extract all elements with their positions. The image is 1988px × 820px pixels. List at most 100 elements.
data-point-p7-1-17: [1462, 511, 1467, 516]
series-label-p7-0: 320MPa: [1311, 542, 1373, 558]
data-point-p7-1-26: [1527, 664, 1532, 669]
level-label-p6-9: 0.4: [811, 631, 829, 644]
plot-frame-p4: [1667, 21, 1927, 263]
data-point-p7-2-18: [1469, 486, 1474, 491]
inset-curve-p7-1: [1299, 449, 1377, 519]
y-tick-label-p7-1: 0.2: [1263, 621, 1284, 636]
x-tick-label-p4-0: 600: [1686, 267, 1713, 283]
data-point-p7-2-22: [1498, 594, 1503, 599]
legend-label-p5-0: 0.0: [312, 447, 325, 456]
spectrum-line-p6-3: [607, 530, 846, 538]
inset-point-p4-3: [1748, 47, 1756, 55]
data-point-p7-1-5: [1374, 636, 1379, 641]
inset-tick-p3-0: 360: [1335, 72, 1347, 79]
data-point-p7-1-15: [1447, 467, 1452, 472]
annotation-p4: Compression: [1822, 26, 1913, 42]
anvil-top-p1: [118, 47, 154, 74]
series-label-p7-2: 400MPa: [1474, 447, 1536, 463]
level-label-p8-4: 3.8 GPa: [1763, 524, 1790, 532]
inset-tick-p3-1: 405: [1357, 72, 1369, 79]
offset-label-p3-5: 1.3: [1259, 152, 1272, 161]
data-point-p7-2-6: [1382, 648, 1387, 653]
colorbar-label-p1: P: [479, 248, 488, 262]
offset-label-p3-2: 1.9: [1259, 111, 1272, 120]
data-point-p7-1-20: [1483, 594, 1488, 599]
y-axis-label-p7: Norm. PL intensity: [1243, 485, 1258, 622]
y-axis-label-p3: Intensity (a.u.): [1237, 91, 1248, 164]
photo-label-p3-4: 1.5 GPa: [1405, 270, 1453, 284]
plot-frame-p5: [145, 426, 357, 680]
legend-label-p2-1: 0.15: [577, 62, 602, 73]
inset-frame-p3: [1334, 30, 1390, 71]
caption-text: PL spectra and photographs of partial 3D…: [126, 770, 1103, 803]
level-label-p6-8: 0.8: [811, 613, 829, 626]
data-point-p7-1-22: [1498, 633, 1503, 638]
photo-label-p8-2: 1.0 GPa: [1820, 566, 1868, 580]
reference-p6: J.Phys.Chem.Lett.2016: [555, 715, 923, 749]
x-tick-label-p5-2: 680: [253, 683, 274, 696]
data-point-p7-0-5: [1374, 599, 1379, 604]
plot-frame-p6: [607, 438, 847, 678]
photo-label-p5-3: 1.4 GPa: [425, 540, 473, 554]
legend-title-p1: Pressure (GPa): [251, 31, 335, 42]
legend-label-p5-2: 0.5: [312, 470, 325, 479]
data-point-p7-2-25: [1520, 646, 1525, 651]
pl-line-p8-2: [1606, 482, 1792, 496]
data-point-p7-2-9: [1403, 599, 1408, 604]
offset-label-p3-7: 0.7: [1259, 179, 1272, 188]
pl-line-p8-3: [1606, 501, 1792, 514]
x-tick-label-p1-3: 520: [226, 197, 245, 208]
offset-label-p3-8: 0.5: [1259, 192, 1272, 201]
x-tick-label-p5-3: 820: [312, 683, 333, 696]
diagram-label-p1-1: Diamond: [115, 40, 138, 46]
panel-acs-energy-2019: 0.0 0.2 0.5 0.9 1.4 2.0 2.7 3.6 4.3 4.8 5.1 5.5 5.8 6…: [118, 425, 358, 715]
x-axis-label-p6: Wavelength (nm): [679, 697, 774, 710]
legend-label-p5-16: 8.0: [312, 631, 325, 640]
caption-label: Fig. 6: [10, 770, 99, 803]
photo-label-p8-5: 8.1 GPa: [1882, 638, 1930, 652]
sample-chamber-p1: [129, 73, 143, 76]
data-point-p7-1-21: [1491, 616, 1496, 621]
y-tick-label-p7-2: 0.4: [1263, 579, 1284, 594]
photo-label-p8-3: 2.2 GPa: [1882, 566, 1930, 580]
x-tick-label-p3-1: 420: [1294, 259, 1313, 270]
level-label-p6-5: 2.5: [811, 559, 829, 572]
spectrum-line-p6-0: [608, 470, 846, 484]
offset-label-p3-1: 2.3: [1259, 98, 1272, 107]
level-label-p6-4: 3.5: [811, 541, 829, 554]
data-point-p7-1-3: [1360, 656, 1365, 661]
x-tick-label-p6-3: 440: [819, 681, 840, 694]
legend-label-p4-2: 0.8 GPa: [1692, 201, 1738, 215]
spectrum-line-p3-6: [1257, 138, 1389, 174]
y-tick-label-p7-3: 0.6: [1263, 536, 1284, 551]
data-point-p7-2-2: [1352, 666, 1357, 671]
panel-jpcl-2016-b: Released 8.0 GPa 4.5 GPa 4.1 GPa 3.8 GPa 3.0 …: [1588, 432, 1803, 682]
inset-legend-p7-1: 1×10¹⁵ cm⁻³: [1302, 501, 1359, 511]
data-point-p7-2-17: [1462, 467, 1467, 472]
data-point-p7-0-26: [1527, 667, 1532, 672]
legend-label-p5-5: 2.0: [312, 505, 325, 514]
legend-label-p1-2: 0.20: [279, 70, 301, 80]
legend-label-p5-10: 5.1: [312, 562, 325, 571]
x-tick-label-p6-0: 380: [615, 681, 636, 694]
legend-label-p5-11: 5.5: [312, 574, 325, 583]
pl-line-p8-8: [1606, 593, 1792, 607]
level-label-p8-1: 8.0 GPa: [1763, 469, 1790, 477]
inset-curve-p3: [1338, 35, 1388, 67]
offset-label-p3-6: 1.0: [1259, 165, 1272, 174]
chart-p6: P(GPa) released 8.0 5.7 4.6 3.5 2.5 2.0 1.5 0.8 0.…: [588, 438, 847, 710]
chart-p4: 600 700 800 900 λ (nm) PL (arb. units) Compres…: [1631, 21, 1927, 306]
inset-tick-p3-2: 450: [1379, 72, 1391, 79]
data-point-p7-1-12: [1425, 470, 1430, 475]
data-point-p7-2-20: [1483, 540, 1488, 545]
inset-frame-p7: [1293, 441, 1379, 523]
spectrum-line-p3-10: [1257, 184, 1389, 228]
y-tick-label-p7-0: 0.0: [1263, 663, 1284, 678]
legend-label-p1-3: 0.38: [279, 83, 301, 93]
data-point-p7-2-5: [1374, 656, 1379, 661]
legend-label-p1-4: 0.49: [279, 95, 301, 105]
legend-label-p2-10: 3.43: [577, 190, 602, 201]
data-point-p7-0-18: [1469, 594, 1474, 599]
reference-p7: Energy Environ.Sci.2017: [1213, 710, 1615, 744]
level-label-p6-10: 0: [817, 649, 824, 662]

_ _ _ _

- GIVEN PROBLEM -
Convert the records into a numbered list, starting at their first line and stopping after the line that contains "data-point-p7-2-22: [1498, 594, 1503, 599]". Leave out any blank lines.

- FULL RESPONSE -
1. extract all elements with their positions. The image is 1988px × 820px pixels. List at most 100 elements.
2. data-point-p7-1-17: [1462, 511, 1467, 516]
3. series-label-p7-0: 320MPa: [1311, 542, 1373, 558]
4. data-point-p7-1-26: [1527, 664, 1532, 669]
5. level-label-p6-9: 0.4: [811, 631, 829, 644]
6. plot-frame-p4: [1667, 21, 1927, 263]
7. data-point-p7-2-18: [1469, 486, 1474, 491]
8. inset-curve-p7-1: [1299, 449, 1377, 519]
9. y-tick-label-p7-1: 0.2: [1263, 621, 1284, 636]
10. x-tick-label-p4-0: 600: [1686, 267, 1713, 283]
11. data-point-p7-2-22: [1498, 594, 1503, 599]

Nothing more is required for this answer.